WRITTEN EXERCISE ::
Repeat every line exactly, keeping the pictures out of the copy.
■ ■ ■ ■
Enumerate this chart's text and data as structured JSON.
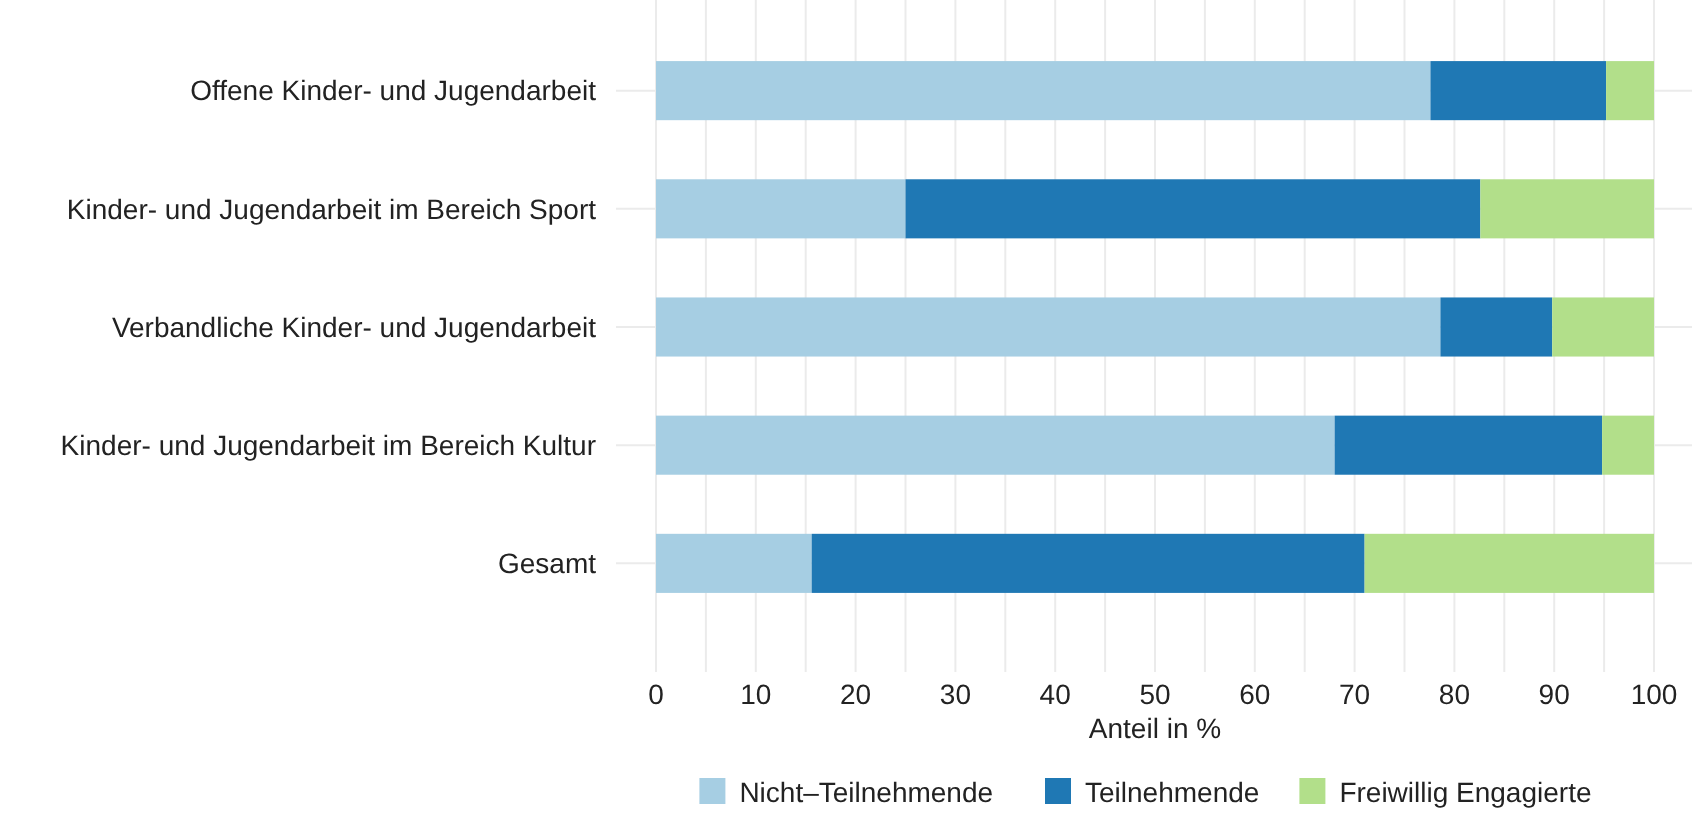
{
  "chart_data": {
    "type": "bar",
    "orientation": "horizontal",
    "stacked": true,
    "categories": [
      "Offene Kinder- und Jugendarbeit",
      "Kinder- und Jugendarbeit im Bereich Sport",
      "Verbandliche Kinder- und Jugendarbeit",
      "Kinder- und Jugendarbeit im Bereich Kultur",
      "Gesamt"
    ],
    "series": [
      {
        "name": "Nicht–Teilnehmende",
        "color": "#a6cee3",
        "values": [
          77.6,
          25.0,
          78.6,
          68.0,
          15.6
        ]
      },
      {
        "name": "Teilnehmende",
        "color": "#1f78b4",
        "values": [
          17.6,
          57.6,
          11.2,
          26.8,
          55.4
        ]
      },
      {
        "name": "Freiwillig Engagierte",
        "color": "#b2df8a",
        "values": [
          4.8,
          17.4,
          10.2,
          5.2,
          29.0
        ]
      }
    ],
    "xlabel": "Anteil in %",
    "xlim": [
      0,
      100
    ],
    "xticks": [
      0,
      {
        "value": 5,
        "label": null
      },
      10,
      {
        "value": 15,
        "label": null
      },
      20,
      {
        "value": 25,
        "label": null
      },
      30,
      {
        "value": 35,
        "label": null
      },
      40,
      {
        "value": 45,
        "label": null
      },
      50,
      {
        "value": 55,
        "label": null
      },
      60,
      {
        "value": 65,
        "label": null
      },
      70,
      {
        "value": 75,
        "label": null
      },
      80,
      {
        "value": 85,
        "label": null
      },
      90,
      {
        "value": 95,
        "label": null
      },
      100
    ],
    "grid": true,
    "legend": "bottom"
  }
}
■ ■ ■ ■
TASK OUTPUT ::
Enumerate this chart's text and data as structured JSON.
{
  "chart_data": {
    "type": "bar",
    "orientation": "horizontal",
    "stacked": true,
    "categories": [
      "Offene Kinder- und Jugendarbeit",
      "Kinder- und Jugendarbeit im Bereich Sport",
      "Verbandliche Kinder- und Jugendarbeit",
      "Kinder- und Jugendarbeit im Bereich Kultur",
      "Gesamt"
    ],
    "series": [
      {
        "name": "Nicht–Teilnehmende",
        "color": "#a6cee3",
        "values": [
          77.6,
          25.0,
          78.6,
          68.0,
          15.6
        ]
      },
      {
        "name": "Teilnehmende",
        "color": "#1f78b4",
        "values": [
          17.6,
          57.6,
          11.2,
          26.8,
          55.4
        ]
      },
      {
        "name": "Freiwillig Engagierte",
        "color": "#b2df8a",
        "values": [
          4.8,
          17.4,
          10.2,
          5.2,
          29.0
        ]
      }
    ],
    "xlabel": "Anteil in %",
    "xlim": [
      0,
      100
    ],
    "xticks": [
      0,
      {
        "value": 5,
        "label": null
      },
      10,
      {
        "value": 15,
        "label": null
      },
      20,
      {
        "value": 25,
        "label": null
      },
      30,
      {
        "value": 35,
        "label": null
      },
      40,
      {
        "value": 45,
        "label": null
      },
      50,
      {
        "value": 55,
        "label": null
      },
      60,
      {
        "value": 65,
        "label": null
      },
      70,
      {
        "value": 75,
        "label": null
      },
      80,
      {
        "value": 85,
        "label": null
      },
      90,
      {
        "value": 95,
        "label": null
      },
      100
    ],
    "grid": true,
    "legend": "bottom"
  }
}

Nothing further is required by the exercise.